▶ EXTRACT:
◇ ◇ ◇ ◇ ◇

Thank you for this amazing project. Do you need help?
Thank for working on this project -- I was looking for something I'd be able to compile once and run forever. It's awesome. I'm using the C++ version of it on Macbook Pro + Framework 13 and on servers, with en_US-hfc_male-medium.onnx; pretty much everyday since I found this repo ~1.5mo ago. It improved my workflow, and the voice quality is very good for what I'm using it for.
Do you guys need any help here?
I definitely do need help, thanks 😄
I've been reworking the code base here: https://github.com/OHF-Voice/piper1-gpl I don't have a C++ version there just yet; I wanted to focus on the Python version followed by a proper libpiper with a C API. I'm thinking of reworking the Python code to the stable ABI so I can have a single wheel per platform instead of needing every combination of platform and Python version.
Something I want to do is get the GitHub Actions set up to publish automatically to PyPI, etc. when a new version is tagged.
What do you think?
The vision for this project could be to become Ollama for Voice. I couldn't find anything else, standalone, stable, other than piper and espeak-ng, and piper voices were so much better. espeak-ng didn't stand the test of time. In other words: the C++ runner is what I came for.
What distinguishes piper's Python version from other TTSes that came out recently?
Three things distinguish Piper's Python version (in piper1-gpl):
- The only dependency is
onnxruntime, so a fresh install is less than 300MB as opposed to multiple gigabytes of dependencies from every other Python-based TTS system I've seen. - Piper is phoneme-based, so fine-tuning models across languages becomes feasible. Almost every voice is fine-tuned from one of the good English ones (lessac). This also means new words/pronunciations can be added (not super easy with espeak-ng, but possible).
- A large number of languages are supported. Most TTS systems have English and/or Chinese models, or are focused on one other language. Piper currently supports about 40 languages/dialects.
The vision for this project could be to become Ollama for Voice.
I think it could be as long as the models are in onnx format and support a specific interface. Piper 1 models take in a list of phoneme ids and inference settings (length/noise scale), and produce only audio. If more elaborate models are to be supported, we would need to know in the config file and adjust accordingly.
@synesthesiam this is great.
Do you care about the C++ implementation? If I helped with the C++ patches review, would you merge them?
I don't see any real benefit in writing the project in C++.
Almost any computer, including Raspberry Pi, can run Python these days.
There isn't much benefit in terms of speed, really.
It will only add more and more complexity to the project.
See this package: piper-onnx I've written Piper inference code in about 100 lines, and it includes built-in espeak-ng that works on all platforms without requiring system-wide installation.
Please let me know why you would write it in C++.
As someone who loves writing in C++ and Rust, I don't see the point.
Python works best these days with Astral UV.
I use Rust and C++ for things that make sense, such as low-level code and firmware, but TTS doesn't really require that.
Also, if we want to support many languages with many phonemizers, keep in mind that most phonemizers are written in Python.
Using both Python and binaries will only complicate things.

◇ ◇ ◇ ◇ ◇

▶ Spatial layout data:
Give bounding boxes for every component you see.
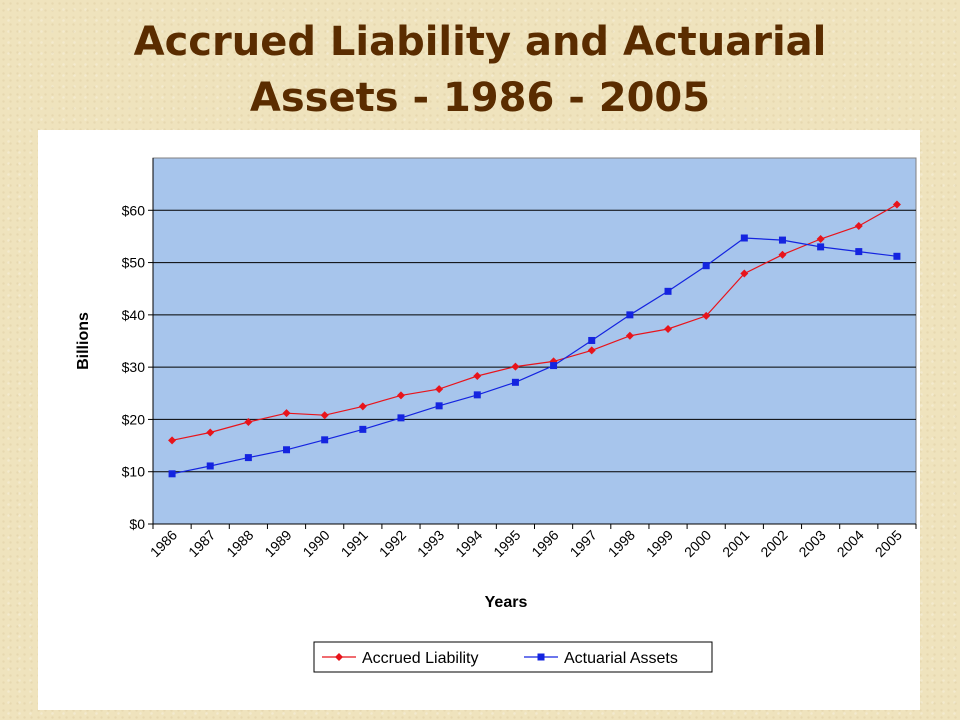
y-axis: $0 $10 $20 $30 $40 $50 $60: [122, 158, 154, 532]
x-tick-label: 1998: [605, 527, 638, 560]
data-point: [435, 402, 443, 410]
x-tick-label: 2000: [681, 527, 714, 560]
series-line: [171, 203, 898, 441]
x-tick-label: 2004: [834, 527, 867, 560]
data-point: [702, 262, 710, 270]
data-point: [359, 425, 367, 433]
data-point: [778, 250, 787, 259]
x-tick-label: 1992: [376, 527, 409, 560]
y-tick-label: $10: [122, 464, 146, 480]
data-point: [397, 414, 405, 422]
data-point: [320, 411, 329, 420]
x-tick-label: 2005: [872, 527, 905, 560]
legend: Accrued Liability Actuarial Assets: [313, 641, 713, 673]
data-point: [282, 409, 291, 418]
data-point: [892, 200, 901, 209]
data-point: [511, 378, 519, 386]
data-point: [206, 462, 214, 470]
x-axis: 1986 1987 1988 1989 1990 1991 1992 1993 1994 1995…: [147, 523, 917, 560]
data-point: [473, 372, 482, 381]
data-point: [702, 311, 711, 320]
x-tick-label: 1997: [567, 527, 600, 560]
x-tick-label: 2003: [795, 527, 828, 560]
data-point: [511, 362, 520, 371]
x-tick-label: 1987: [185, 527, 218, 560]
legend-label: Actuarial Assets: [564, 650, 678, 667]
y-tick-label: $30: [122, 359, 146, 375]
data-point: [168, 470, 176, 478]
data-point: [817, 243, 825, 251]
x-tick-label: 1995: [490, 527, 523, 560]
data-point: [855, 248, 863, 256]
x-tick-label: 1989: [261, 527, 294, 560]
line-chart: $0$10$20$30$40$50$60 1986 1987 1988 1989 199…: [75, 157, 917, 673]
slide-title-line-2: Assets - 1986 - 2005: [249, 75, 711, 121]
series-actuarial-assets: [168, 234, 901, 478]
y-axis-label: Billions: [75, 312, 92, 370]
legend-marker: [537, 653, 545, 661]
data-point: [740, 269, 749, 278]
series-layer: [168, 200, 901, 478]
data-point: [587, 346, 596, 355]
y-tick-label: $50: [122, 255, 146, 271]
y-tick-label: $0: [129, 516, 145, 532]
chart-panel: $0 $10 $20 $30 $40 $50 $60 1986 1987 1988 1989 199…: [38, 130, 920, 710]
data-point: [854, 221, 863, 230]
data-point: [283, 446, 291, 454]
data-point: [473, 391, 481, 399]
data-point: [626, 311, 634, 319]
data-point: [588, 336, 596, 344]
slide-title: Accrued Liability and Actuarial Assets -…: [0, 14, 960, 126]
slide-title-line-1: Accrued Liability and Actuarial: [133, 19, 827, 65]
gridlines: [153, 209, 916, 473]
x-tick-label: 1991: [338, 527, 371, 560]
data-point: [435, 385, 444, 394]
y-tick-label: $20: [122, 411, 146, 427]
plot-area: [152, 157, 917, 525]
legend-label: Accrued Liability: [362, 650, 479, 667]
x-tick-label: 2002: [757, 527, 790, 560]
data-point: [358, 402, 367, 411]
y-tick-label: $60: [122, 202, 146, 218]
series-accrued-liability: [168, 200, 901, 445]
series-line: [171, 237, 897, 475]
x-tick-label: 1996: [528, 527, 561, 560]
legend-box: [313, 641, 713, 673]
data-point: [321, 436, 329, 444]
data-point: [244, 454, 252, 462]
data-point: [893, 252, 901, 260]
x-axis-label: Years: [485, 594, 528, 611]
data-point: [778, 236, 786, 244]
data-point: [740, 234, 748, 242]
x-tick-label: 1988: [223, 527, 256, 560]
data-point: [816, 235, 825, 244]
data-point: [206, 428, 215, 437]
x-tick-label: 1999: [643, 527, 676, 560]
x-tick-label: 1986: [147, 527, 180, 560]
y-tick-label: $40: [122, 307, 146, 323]
data-point: [550, 362, 558, 370]
x-tick-label: 1993: [414, 527, 447, 560]
x-tick-label: 1990: [299, 527, 332, 560]
data-point: [625, 331, 634, 340]
x-tick-label: 2001: [719, 527, 752, 560]
data-point: [664, 287, 672, 295]
data-point: [168, 436, 177, 445]
data-point: [664, 324, 673, 333]
data-point: [244, 418, 253, 427]
x-tick-label: 1994: [452, 527, 485, 560]
data-point: [396, 391, 405, 400]
legend-marker: [335, 653, 343, 661]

◇ ◇ ◇ ◇ ◇

Quote the Piper thread word for word, everything from "It will only" down to "write it in C++.".

It will only add more and more complexity to the project.
See this package: piper-onnx I've written Piper inference code in about 100 lines, and it includes built-in espeak-ng that works on all platforms without requiring system-wide installation.
Please let me know why you would write it in C++.